Aim: Give back the full listing verbatim, apart from its images.
— begin Data rows —
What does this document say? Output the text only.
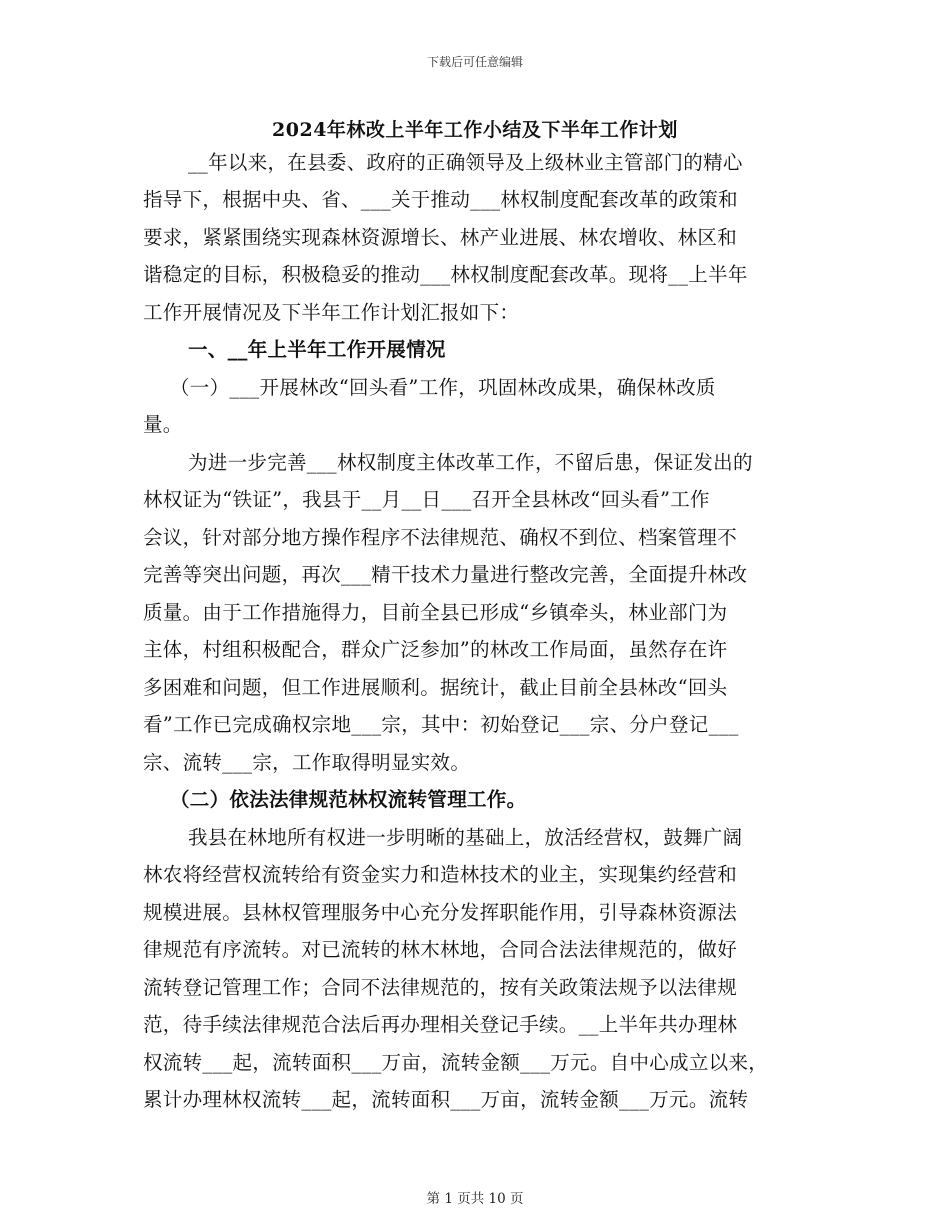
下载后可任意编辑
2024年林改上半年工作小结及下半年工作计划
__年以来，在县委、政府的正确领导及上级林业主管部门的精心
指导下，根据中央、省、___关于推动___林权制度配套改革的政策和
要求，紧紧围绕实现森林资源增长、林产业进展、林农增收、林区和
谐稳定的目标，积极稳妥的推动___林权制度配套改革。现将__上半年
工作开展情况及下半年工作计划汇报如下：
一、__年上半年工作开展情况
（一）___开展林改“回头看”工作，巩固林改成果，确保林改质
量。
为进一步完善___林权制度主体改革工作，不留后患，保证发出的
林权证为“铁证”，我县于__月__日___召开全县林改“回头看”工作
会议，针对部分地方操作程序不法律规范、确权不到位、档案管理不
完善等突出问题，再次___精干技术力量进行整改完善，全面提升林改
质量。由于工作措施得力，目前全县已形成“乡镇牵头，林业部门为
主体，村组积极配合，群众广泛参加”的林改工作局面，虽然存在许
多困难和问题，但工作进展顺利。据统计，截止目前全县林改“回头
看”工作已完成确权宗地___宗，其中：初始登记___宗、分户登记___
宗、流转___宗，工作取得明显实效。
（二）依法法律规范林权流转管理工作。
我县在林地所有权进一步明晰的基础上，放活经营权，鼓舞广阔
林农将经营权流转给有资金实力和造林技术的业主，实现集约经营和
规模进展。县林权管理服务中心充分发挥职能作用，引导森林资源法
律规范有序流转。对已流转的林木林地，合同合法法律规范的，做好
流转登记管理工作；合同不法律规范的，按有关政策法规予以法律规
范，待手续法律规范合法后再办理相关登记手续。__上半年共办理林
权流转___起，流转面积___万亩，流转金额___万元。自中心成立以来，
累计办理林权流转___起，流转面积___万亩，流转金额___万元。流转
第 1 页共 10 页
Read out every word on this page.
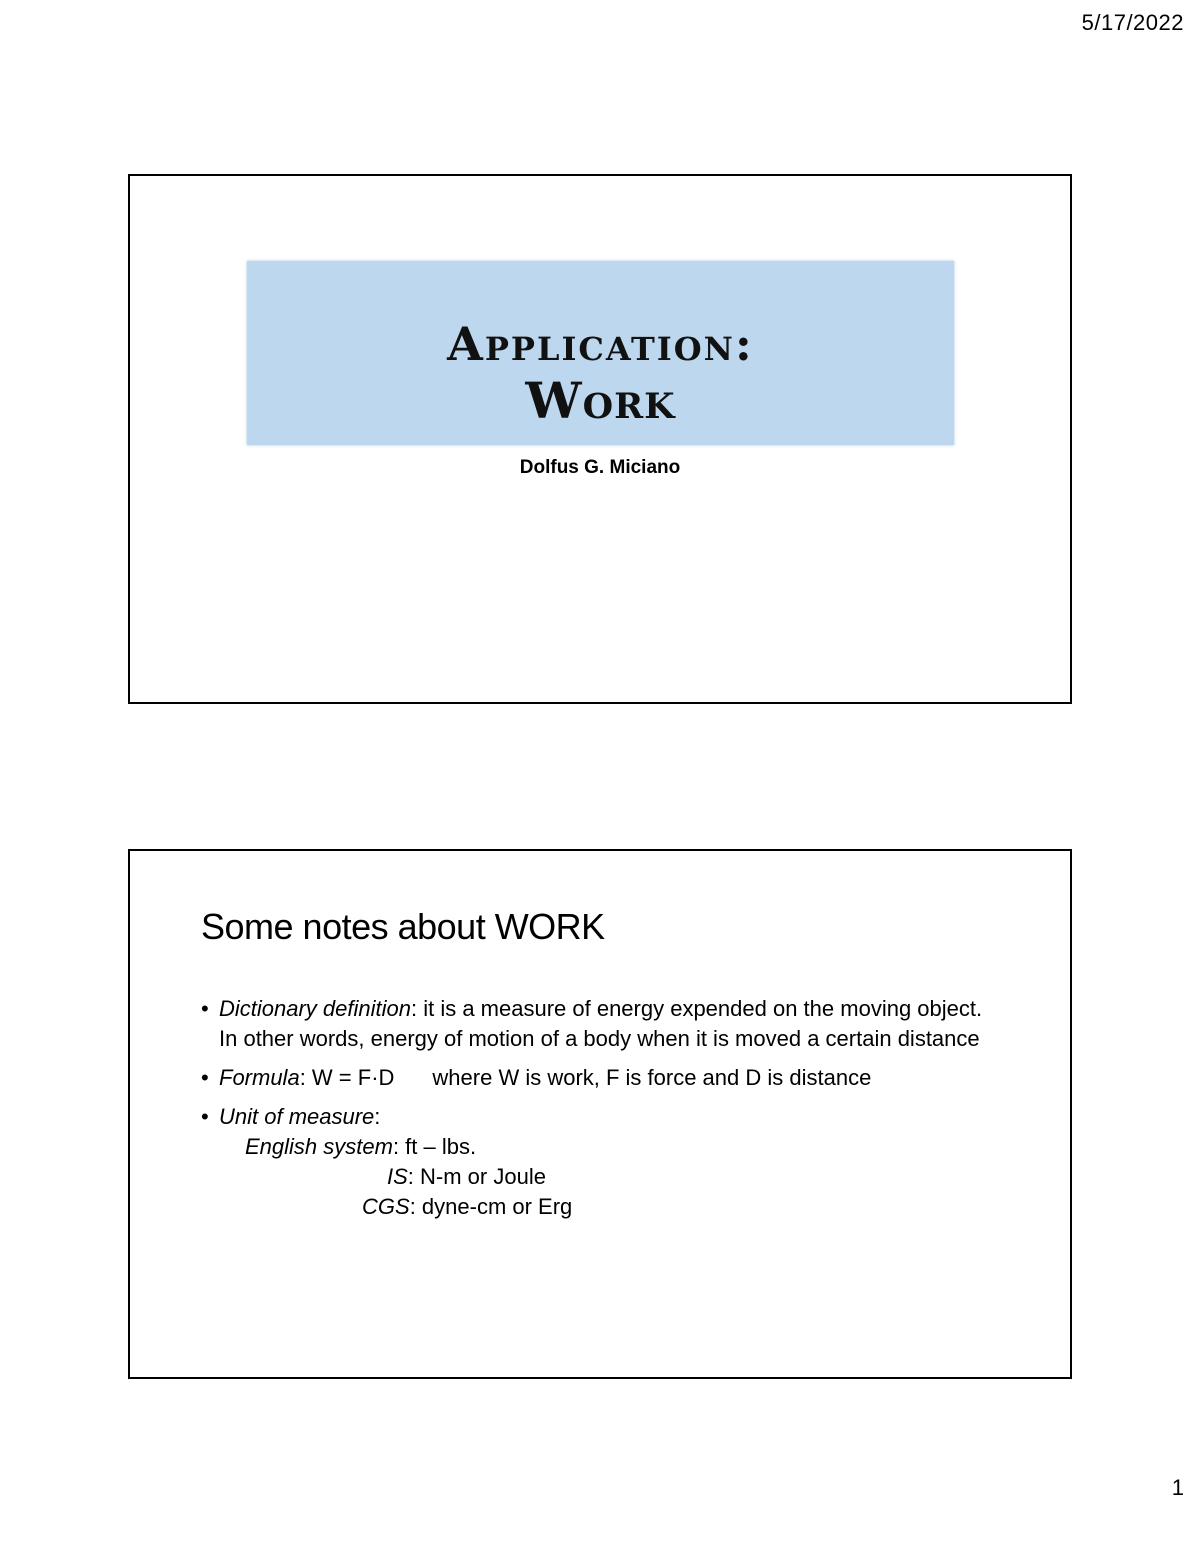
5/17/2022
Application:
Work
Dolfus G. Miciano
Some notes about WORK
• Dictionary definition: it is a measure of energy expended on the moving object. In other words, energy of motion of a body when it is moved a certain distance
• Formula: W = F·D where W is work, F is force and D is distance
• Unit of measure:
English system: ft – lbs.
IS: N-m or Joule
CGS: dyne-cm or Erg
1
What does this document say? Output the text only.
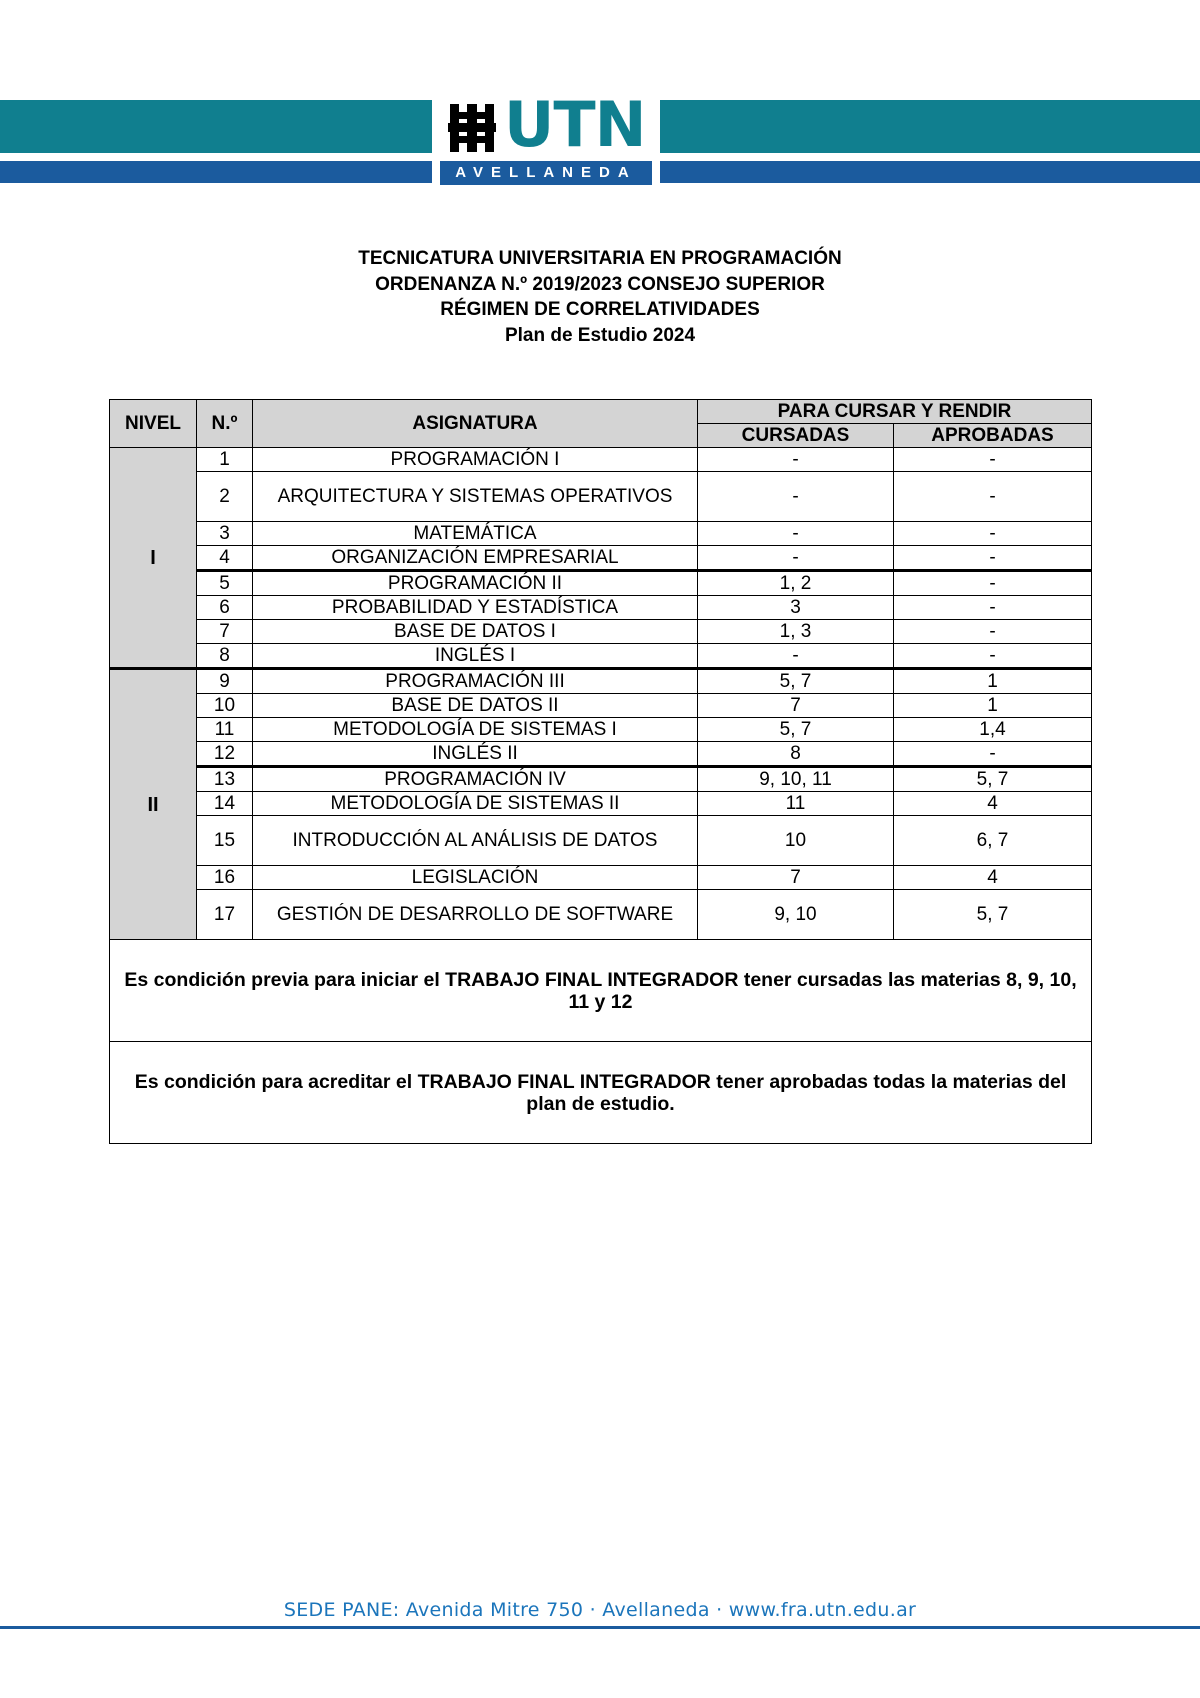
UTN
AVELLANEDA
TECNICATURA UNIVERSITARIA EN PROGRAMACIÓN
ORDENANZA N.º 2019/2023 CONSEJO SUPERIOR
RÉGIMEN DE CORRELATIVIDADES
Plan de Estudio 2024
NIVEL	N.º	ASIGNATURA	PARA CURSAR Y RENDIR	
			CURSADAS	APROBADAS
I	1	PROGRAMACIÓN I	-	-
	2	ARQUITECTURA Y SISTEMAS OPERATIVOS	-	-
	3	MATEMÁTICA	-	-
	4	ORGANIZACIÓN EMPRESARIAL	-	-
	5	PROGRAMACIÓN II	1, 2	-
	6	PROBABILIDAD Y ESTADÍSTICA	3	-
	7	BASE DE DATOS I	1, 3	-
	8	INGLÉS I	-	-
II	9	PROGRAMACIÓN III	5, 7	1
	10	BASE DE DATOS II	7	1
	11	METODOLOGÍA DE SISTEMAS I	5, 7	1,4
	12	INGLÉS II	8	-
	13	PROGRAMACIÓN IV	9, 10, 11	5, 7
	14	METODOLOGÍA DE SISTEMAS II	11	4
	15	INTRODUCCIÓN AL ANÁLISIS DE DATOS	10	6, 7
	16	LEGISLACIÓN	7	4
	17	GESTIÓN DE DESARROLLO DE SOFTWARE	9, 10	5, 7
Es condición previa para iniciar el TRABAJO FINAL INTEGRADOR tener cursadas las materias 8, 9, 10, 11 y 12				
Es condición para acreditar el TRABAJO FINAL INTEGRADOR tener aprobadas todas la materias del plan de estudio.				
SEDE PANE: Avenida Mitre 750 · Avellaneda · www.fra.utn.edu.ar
— end Data rows —
Task solution:
What does this document say? Output the text only.
下载后可任意编辑
2024年林改上半年工作小结及下半年工作计划
__年以来，在县委、政府的正确领导及上级林业主管部门的精心
指导下，根据中央、省、___关于推动___林权制度配套改革的政策和
要求，紧紧围绕实现森林资源增长、林产业进展、林农增收、林区和
谐稳定的目标，积极稳妥的推动___林权制度配套改革。现将__上半年
工作开展情况及下半年工作计划汇报如下：
一、__年上半年工作开展情况
（一）___开展林改“回头看”工作，巩固林改成果，确保林改质
量。
为进一步完善___林权制度主体改革工作，不留后患，保证发出的
林权证为“铁证”，我县于__月__日___召开全县林改“回头看”工作
会议，针对部分地方操作程序不法律规范、确权不到位、档案管理不
完善等突出问题，再次___精干技术力量进行整改完善，全面提升林改
质量。由于工作措施得力，目前全县已形成“乡镇牵头，林业部门为
主体，村组积极配合，群众广泛参加”的林改工作局面，虽然存在许
多困难和问题，但工作进展顺利。据统计，截止目前全县林改“回头
看”工作已完成确权宗地___宗，其中：初始登记___宗、分户登记___
宗、流转___宗，工作取得明显实效。
（二）依法法律规范林权流转管理工作。
我县在林地所有权进一步明晰的基础上，放活经营权，鼓舞广阔
林农将经营权流转给有资金实力和造林技术的业主，实现集约经营和
规模进展。县林权管理服务中心充分发挥职能作用，引导森林资源法
律规范有序流转。对已流转的林木林地，合同合法法律规范的，做好
流转登记管理工作；合同不法律规范的，按有关政策法规予以法律规
范，待手续法律规范合法后再办理相关登记手续。__上半年共办理林
权流转___起，流转面积___万亩，流转金额___万元。自中心成立以来，
累计办理林权流转___起，流转面积___万亩，流转金额___万元。流转
第 1 页共 10 页
Read out every word on this page.
5/17/2022
Application:
Work
Dolfus G. Miciano
Some notes about WORK
• Dictionary definition: it is a measure of energy expended on the moving object. In other words, energy of motion of a body when it is moved a certain distance
• Formula: W = F·D where W is work, F is force and D is distance
• Unit of measure:
English system: ft – lbs.
IS: N-m or Joule
CGS: dyne-cm or Erg
1
What does this document say? Output the text only.
UTN
AVELLANEDA
TECNICATURA UNIVERSITARIA EN PROGRAMACIÓN
ORDENANZA N.º 2019/2023 CONSEJO SUPERIOR
RÉGIMEN DE CORRELATIVIDADES
Plan de Estudio 2024
NIVEL	N.º	ASIGNATURA	PARA CURSAR Y RENDIR	
			CURSADAS	APROBADAS
I	1	PROGRAMACIÓN I	-	-
	2	ARQUITECTURA Y SISTEMAS OPERATIVOS	-	-
	3	MATEMÁTICA	-	-
	4	ORGANIZACIÓN EMPRESARIAL	-	-
	5	PROGRAMACIÓN II	1, 2	-
	6	PROBABILIDAD Y ESTADÍSTICA	3	-
	7	BASE DE DATOS I	1, 3	-
	8	INGLÉS I	-	-
II	9	PROGRAMACIÓN III	5, 7	1
	10	BASE DE DATOS II	7	1
	11	METODOLOGÍA DE SISTEMAS I	5, 7	1,4
	12	INGLÉS II	8	-
	13	PROGRAMACIÓN IV	9, 10, 11	5, 7
	14	METODOLOGÍA DE SISTEMAS II	11	4
	15	INTRODUCCIÓN AL ANÁLISIS DE DATOS	10	6, 7
	16	LEGISLACIÓN	7	4
	17	GESTIÓN DE DESARROLLO DE SOFTWARE	9, 10	5, 7
Es condición previa para iniciar el TRABAJO FINAL INTEGRADOR tener cursadas las materias 8, 9, 10, 11 y 12				
Es condición para acreditar el TRABAJO FINAL INTEGRADOR tener aprobadas todas la materias del plan de estudio.				
SEDE PANE: Avenida Mitre 750 · Avellaneda · www.fra.utn.edu.ar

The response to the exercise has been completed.